── Data excerpts

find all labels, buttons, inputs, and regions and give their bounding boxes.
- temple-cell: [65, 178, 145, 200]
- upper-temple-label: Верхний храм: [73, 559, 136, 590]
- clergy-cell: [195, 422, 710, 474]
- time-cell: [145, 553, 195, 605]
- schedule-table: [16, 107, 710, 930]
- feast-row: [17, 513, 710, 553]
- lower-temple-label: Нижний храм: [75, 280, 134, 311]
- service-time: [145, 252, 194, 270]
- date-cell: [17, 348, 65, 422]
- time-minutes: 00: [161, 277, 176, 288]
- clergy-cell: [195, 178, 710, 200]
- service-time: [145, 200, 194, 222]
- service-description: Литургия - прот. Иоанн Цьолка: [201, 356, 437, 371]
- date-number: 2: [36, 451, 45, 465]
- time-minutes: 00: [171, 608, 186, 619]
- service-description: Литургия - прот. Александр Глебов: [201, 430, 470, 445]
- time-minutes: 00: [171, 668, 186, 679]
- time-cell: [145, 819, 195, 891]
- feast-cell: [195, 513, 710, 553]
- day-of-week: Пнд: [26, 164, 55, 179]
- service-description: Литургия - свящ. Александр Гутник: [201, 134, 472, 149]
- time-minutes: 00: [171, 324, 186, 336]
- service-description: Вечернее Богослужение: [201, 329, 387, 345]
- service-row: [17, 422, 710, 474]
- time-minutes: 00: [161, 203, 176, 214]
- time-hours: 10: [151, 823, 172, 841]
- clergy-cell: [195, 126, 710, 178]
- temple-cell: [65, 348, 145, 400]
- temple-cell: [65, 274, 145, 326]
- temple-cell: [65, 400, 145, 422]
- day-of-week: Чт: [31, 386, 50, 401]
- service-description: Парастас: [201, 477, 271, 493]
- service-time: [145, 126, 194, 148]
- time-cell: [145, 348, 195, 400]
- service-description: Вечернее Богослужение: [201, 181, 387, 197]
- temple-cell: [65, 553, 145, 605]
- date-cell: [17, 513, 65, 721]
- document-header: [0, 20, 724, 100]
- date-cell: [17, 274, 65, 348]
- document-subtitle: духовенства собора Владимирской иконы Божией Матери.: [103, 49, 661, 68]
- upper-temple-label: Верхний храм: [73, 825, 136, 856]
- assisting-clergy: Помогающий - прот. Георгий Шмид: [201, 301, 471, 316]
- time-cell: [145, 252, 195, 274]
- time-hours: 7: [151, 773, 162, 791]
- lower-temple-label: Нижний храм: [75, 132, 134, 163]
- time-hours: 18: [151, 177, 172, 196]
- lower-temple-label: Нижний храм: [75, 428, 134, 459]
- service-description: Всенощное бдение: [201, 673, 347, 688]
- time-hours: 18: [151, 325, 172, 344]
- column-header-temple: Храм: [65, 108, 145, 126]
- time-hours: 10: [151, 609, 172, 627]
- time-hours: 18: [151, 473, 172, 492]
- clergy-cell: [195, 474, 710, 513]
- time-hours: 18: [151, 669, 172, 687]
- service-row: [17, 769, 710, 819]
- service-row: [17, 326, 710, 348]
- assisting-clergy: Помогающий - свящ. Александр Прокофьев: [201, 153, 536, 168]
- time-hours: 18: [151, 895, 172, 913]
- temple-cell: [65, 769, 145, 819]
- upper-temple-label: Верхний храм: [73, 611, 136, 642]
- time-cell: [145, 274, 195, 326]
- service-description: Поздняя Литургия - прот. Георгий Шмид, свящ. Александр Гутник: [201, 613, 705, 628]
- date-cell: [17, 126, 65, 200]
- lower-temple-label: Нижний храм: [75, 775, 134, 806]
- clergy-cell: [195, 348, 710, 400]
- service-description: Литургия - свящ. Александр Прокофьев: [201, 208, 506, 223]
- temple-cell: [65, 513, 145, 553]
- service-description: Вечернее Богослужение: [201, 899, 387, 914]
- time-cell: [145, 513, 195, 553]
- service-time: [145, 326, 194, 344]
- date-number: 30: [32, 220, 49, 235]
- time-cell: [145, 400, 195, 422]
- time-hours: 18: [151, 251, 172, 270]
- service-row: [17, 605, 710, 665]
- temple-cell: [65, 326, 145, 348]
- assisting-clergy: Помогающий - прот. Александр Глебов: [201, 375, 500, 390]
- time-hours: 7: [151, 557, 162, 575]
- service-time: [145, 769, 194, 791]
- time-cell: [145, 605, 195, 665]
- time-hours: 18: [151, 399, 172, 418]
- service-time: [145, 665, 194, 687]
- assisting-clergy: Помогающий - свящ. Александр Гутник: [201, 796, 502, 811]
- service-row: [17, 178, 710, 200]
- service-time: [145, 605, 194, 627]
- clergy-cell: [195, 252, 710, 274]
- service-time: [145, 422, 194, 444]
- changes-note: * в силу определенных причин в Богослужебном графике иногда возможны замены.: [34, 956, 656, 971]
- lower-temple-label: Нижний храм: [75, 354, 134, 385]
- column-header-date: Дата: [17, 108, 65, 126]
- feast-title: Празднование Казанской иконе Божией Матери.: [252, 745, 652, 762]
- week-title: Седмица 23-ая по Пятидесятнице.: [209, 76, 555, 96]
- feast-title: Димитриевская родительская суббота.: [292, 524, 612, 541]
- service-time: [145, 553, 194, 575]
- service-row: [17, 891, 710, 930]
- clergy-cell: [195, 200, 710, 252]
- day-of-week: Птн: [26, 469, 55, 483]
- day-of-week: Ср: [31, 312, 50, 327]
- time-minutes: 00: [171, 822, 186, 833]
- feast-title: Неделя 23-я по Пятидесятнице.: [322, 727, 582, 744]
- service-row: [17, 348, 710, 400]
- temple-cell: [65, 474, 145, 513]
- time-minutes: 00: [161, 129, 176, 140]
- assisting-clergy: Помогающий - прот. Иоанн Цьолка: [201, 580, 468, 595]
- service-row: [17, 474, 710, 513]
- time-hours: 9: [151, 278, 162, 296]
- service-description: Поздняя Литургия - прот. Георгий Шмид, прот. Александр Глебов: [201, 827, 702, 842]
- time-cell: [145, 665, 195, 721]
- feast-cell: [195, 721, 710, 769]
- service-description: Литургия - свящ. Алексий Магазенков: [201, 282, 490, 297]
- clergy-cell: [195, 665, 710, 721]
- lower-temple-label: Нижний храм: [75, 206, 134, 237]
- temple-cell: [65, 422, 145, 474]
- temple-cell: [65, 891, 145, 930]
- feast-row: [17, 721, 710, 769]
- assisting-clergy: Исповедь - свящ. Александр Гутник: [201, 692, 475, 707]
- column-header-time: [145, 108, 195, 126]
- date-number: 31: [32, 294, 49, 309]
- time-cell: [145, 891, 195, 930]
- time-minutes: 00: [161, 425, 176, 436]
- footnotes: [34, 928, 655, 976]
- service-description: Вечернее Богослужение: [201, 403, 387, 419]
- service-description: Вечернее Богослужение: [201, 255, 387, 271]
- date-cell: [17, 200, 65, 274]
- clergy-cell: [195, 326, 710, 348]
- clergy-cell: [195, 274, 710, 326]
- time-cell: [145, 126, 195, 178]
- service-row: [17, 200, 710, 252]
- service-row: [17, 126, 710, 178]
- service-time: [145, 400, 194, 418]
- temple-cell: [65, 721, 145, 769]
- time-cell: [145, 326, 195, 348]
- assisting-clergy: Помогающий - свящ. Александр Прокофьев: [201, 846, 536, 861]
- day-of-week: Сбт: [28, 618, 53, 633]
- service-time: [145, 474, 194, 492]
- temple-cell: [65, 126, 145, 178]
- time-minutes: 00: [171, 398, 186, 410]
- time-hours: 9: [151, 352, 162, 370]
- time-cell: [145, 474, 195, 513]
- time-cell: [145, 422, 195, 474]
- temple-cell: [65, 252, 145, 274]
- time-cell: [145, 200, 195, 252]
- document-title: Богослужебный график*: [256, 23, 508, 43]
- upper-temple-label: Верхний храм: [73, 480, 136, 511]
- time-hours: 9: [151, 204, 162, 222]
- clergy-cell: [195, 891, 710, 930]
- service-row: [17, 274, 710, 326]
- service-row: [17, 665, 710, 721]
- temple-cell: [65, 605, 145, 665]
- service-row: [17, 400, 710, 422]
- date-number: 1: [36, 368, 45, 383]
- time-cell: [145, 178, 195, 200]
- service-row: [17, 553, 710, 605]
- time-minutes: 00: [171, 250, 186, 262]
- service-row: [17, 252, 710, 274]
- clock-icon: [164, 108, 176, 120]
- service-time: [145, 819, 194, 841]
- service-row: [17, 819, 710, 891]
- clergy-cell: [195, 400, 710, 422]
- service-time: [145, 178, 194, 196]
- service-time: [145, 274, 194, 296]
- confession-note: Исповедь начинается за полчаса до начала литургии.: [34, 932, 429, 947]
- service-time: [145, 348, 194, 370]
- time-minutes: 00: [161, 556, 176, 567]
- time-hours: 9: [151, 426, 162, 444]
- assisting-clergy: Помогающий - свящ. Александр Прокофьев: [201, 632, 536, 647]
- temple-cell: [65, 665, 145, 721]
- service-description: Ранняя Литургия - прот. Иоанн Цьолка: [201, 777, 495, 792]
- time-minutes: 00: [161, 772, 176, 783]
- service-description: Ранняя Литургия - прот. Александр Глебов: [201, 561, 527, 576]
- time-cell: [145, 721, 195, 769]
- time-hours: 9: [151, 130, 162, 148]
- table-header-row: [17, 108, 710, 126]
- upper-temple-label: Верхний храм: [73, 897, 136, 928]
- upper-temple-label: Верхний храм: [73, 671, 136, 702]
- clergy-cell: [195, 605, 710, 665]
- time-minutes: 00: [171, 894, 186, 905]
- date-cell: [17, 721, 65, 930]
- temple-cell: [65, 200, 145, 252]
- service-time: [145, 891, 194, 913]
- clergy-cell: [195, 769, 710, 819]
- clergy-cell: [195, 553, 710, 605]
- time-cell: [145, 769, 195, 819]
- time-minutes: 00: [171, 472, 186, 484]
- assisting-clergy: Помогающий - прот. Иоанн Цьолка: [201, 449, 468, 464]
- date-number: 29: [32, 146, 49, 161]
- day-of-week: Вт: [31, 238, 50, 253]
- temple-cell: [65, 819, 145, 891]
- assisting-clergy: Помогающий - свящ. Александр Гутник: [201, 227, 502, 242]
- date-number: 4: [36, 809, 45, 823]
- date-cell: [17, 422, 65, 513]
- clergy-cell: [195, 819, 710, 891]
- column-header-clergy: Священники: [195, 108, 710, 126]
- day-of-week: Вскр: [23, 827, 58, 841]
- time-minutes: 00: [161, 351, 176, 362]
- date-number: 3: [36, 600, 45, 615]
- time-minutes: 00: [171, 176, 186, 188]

────

### What is asked
Present the rows from the very first line through the line containing "- time-minutes: 00: [161, 203, 176, 214]", both included, as a Markdown table with the columns No. and Line, and skip any blank lines.

### Complete answer
| No. | Line |
|---|---|
| 1 | find all labels, buttons, inputs, and regions and give their bounding boxes. |
| 2 | - temple-cell: [65, 178, 145, 200] |
| 3 | - upper-temple-label: Верхний храм: [73, 559, 136, 590] |
| 4 | - clergy-cell: [195, 422, 710, 474] |
| 5 | - time-cell: [145, 553, 195, 605] |
| 6 | - schedule-table: [16, 107, 710, 930] |
| 7 | - feast-row: [17, 513, 710, 553] |
| 8 | - lower-temple-label: Нижний храм: [75, 280, 134, 311] |
| 9 | - service-time: [145, 252, 194, 270] |
| 10 | - date-cell: [17, 348, 65, 422] |
| 11 | - time-minutes: 00: [161, 277, 176, 288] |
| 12 | - clergy-cell: [195, 178, 710, 200] |
| 13 | - service-time: [145, 200, 194, 222] |
| 14 | - service-description: Литургия - прот. Иоанн Цьолка: [201, 356, 437, 371] |
| 15 | - date-number: 2: [36, 451, 45, 465] |
| 16 | - time-minutes: 00: [171, 608, 186, 619] |
| 17 | - service-description: Литургия - прот. Александр Глебов: [201, 430, 470, 445] |
| 18 | - time-minutes: 00: [171, 668, 186, 679] |
| 19 | - time-cell: [145, 819, 195, 891] |
| 20 | - feast-cell: [195, 513, 710, 553] |
| 21 | - day-of-week: Пнд: [26, 164, 55, 179] |
| 22 | - service-description: Литургия - свящ. Александр Гутник: [201, 134, 472, 149] |
| 23 | - time-minutes: 00: [171, 324, 186, 336] |
| 24 | - service-description: Вечернее Богослужение: [201, 329, 387, 345] |
| 25 | - service-row: [17, 422, 710, 474] |
| 26 | - time-minutes: 00: [161, 203, 176, 214] |